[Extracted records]
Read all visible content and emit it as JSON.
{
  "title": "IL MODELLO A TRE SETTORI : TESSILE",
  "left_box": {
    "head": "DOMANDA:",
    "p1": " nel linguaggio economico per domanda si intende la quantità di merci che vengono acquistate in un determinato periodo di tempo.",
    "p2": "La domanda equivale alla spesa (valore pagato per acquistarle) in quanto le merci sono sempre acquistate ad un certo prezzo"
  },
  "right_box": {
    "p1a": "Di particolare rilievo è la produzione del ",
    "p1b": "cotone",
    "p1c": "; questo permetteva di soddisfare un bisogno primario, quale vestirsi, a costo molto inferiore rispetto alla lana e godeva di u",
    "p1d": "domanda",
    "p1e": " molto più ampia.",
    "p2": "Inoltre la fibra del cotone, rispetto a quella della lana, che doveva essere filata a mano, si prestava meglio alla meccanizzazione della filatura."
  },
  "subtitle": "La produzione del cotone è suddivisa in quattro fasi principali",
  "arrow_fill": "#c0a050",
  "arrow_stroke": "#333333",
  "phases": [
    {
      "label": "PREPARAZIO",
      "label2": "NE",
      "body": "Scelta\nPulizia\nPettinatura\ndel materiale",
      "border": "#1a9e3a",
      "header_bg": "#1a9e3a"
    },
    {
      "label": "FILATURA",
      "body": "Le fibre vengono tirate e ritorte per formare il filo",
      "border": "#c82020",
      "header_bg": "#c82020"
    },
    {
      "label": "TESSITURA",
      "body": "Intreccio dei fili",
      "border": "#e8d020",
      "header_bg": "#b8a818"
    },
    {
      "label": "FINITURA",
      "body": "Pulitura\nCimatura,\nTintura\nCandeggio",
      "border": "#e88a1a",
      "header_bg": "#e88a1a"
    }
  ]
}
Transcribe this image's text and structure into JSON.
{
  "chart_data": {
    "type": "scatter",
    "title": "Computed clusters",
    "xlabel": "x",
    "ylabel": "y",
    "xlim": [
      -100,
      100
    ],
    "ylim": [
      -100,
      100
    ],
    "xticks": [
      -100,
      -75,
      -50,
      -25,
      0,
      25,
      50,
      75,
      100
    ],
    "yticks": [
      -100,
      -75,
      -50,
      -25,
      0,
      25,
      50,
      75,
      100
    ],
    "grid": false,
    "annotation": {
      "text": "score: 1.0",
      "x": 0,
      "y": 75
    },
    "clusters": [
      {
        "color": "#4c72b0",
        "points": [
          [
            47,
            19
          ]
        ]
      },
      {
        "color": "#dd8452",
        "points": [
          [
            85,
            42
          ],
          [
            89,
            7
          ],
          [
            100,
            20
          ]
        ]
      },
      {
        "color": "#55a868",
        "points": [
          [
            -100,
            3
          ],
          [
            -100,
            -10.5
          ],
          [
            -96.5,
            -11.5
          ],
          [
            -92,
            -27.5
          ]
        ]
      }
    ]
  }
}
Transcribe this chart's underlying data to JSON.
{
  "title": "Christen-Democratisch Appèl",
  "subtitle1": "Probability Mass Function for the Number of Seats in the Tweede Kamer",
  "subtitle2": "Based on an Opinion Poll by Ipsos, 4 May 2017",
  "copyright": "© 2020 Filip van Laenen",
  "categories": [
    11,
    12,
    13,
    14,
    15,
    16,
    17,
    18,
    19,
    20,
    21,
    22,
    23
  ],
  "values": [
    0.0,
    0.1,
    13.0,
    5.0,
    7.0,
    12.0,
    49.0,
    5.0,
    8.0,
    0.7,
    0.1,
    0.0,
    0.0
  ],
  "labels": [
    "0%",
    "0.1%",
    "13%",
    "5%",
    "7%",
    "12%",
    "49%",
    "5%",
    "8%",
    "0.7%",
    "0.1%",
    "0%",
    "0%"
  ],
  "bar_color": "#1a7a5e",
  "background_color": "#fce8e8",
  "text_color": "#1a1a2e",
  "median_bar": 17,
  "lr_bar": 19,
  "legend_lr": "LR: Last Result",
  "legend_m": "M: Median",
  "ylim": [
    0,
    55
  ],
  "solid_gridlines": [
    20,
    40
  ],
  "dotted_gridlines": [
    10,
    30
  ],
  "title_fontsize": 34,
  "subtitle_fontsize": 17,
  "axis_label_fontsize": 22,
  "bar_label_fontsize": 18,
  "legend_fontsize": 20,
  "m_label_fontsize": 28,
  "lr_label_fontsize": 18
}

[Task to complete] Reproduce every record, matching each line exactly.

[Exercise answer]
Read all visible content and emit it as JSON.
{
  "title": "IL MODELLO A TRE SETTORI : TESSILE",
  "left_box": {
    "head": "DOMANDA:",
    "p1": " nel linguaggio economico per domanda si intende la quantità di merci che vengono acquistate in un determinato periodo di tempo.",
    "p2": "La domanda equivale alla spesa (valore pagato per acquistarle) in quanto le merci sono sempre acquistate ad un certo prezzo"
  },
  "right_box": {
    "p1a": "Di particolare rilievo è la produzione del ",
    "p1b": "cotone",
    "p1c": "; questo permetteva di soddisfare un bisogno primario, quale vestirsi, a costo molto inferiore rispetto alla lana e godeva di u",
    "p1d": "domanda",
    "p1e": " molto più ampia.",
    "p2": "Inoltre la fibra del cotone, rispetto a quella della lana, che doveva essere filata a mano, si prestava meglio alla meccanizzazione della filatura."
  },
  "subtitle": "La produzione del cotone è suddivisa in quattro fasi principali",
  "arrow_fill": "#c0a050",
  "arrow_stroke": "#333333",
  "phases": [
    {
      "label": "PREPARAZIO",
      "label2": "NE",
      "body": "Scelta\nPulizia\nPettinatura\ndel materiale",
      "border": "#1a9e3a",
      "header_bg": "#1a9e3a"
    },
    {
      "label": "FILATURA",
      "body": "Le fibre vengono tirate e ritorte per formare il filo",
      "border": "#c82020",
      "header_bg": "#c82020"
    },
    {
      "label": "TESSITURA",
      "body": "Intreccio dei fili",
      "border": "#e8d020",
      "header_bg": "#b8a818"
    },
    {
      "label": "FINITURA",
      "body": "Pulitura\nCimatura,\nTintura\nCandeggio",
      "border": "#e88a1a",
      "header_bg": "#e88a1a"
    }
  ]
}
Transcribe this image's text and structure into JSON.
{
  "chart_data": {
    "type": "scatter",
    "title": "Computed clusters",
    "xlabel": "x",
    "ylabel": "y",
    "xlim": [
      -100,
      100
    ],
    "ylim": [
      -100,
      100
    ],
    "xticks": [
      -100,
      -75,
      -50,
      -25,
      0,
      25,
      50,
      75,
      100
    ],
    "yticks": [
      -100,
      -75,
      -50,
      -25,
      0,
      25,
      50,
      75,
      100
    ],
    "grid": false,
    "annotation": {
      "text": "score: 1.0",
      "x": 0,
      "y": 75
    },
    "clusters": [
      {
        "color": "#4c72b0",
        "points": [
          [
            47,
            19
          ]
        ]
      },
      {
        "color": "#dd8452",
        "points": [
          [
            85,
            42
          ],
          [
            89,
            7
          ],
          [
            100,
            20
          ]
        ]
      },
      {
        "color": "#55a868",
        "points": [
          [
            -100,
            3
          ],
          [
            -100,
            -10.5
          ],
          [
            -96.5,
            -11.5
          ],
          [
            -92,
            -27.5
          ]
        ]
      }
    ]
  }
}
Transcribe this chart's underlying data to JSON.
{
  "title": "Christen-Democratisch Appèl",
  "subtitle1": "Probability Mass Function for the Number of Seats in the Tweede Kamer",
  "subtitle2": "Based on an Opinion Poll by Ipsos, 4 May 2017",
  "copyright": "© 2020 Filip van Laenen",
  "categories": [
    11,
    12,
    13,
    14,
    15,
    16,
    17,
    18,
    19,
    20,
    21,
    22,
    23
  ],
  "values": [
    0.0,
    0.1,
    13.0,
    5.0,
    7.0,
    12.0,
    49.0,
    5.0,
    8.0,
    0.7,
    0.1,
    0.0,
    0.0
  ],
  "labels": [
    "0%",
    "0.1%",
    "13%",
    "5%",
    "7%",
    "12%",
    "49%",
    "5%",
    "8%",
    "0.7%",
    "0.1%",
    "0%",
    "0%"
  ],
  "bar_color": "#1a7a5e",
  "background_color": "#fce8e8",
  "text_color": "#1a1a2e",
  "median_bar": 17,
  "lr_bar": 19,
  "legend_lr": "LR: Last Result",
  "legend_m": "M: Median",
  "ylim": [
    0,
    55
  ],
  "solid_gridlines": [
    20,
    40
  ],
  "dotted_gridlines": [
    10,
    30
  ],
  "title_fontsize": 34,
  "subtitle_fontsize": 17,
  "axis_label_fontsize": 22,
  "bar_label_fontsize": 18,
  "legend_fontsize": 20,
  "m_label_fontsize": 28,
  "lr_label_fontsize": 18
}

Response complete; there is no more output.